• _Exercise objective_: State how many lines of the entries hold the string "polygons", and output nothing but that count.

————————

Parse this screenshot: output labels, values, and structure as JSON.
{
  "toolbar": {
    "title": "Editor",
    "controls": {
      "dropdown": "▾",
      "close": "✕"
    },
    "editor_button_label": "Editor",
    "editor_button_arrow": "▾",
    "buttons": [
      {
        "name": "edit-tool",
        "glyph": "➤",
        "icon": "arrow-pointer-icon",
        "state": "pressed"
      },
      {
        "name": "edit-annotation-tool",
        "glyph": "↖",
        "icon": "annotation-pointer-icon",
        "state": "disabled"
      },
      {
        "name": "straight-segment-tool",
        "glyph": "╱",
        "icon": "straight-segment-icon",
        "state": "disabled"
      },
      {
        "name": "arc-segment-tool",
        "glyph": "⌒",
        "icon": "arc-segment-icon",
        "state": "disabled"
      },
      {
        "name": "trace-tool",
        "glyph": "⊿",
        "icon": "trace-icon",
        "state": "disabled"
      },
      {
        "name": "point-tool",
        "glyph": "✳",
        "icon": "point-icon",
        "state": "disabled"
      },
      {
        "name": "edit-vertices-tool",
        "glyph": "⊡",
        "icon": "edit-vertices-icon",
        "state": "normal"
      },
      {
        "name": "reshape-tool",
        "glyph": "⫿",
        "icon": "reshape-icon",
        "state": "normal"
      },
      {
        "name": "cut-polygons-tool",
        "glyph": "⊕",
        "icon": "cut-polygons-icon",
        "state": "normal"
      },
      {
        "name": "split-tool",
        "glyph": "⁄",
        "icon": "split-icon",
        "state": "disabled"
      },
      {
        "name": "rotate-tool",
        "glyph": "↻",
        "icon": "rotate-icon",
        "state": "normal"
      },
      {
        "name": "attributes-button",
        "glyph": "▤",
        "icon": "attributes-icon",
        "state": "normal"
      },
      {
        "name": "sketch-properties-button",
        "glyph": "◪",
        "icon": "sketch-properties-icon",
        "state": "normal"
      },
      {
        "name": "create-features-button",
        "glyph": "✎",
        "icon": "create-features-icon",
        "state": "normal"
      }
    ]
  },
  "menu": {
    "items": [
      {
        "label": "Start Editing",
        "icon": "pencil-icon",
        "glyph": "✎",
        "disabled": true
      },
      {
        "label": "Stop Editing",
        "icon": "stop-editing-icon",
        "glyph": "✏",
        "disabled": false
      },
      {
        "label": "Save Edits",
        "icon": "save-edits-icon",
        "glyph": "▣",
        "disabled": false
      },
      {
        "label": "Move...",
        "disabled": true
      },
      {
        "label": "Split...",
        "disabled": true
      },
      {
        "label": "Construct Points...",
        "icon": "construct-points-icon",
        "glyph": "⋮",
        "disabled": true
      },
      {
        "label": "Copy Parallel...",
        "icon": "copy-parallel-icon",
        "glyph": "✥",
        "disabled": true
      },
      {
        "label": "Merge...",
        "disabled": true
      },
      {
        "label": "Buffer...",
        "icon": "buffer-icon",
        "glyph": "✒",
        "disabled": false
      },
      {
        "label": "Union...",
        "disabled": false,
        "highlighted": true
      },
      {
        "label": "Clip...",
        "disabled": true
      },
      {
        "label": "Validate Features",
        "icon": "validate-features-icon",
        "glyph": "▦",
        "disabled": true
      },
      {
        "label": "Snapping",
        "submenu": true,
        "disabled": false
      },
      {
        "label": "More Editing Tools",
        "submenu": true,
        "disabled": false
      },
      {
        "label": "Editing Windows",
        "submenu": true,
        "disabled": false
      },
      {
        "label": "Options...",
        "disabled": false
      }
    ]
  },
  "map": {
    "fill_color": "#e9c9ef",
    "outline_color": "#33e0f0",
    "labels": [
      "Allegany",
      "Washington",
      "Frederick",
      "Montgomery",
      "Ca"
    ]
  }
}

————————

• _Result of this exercise_: 2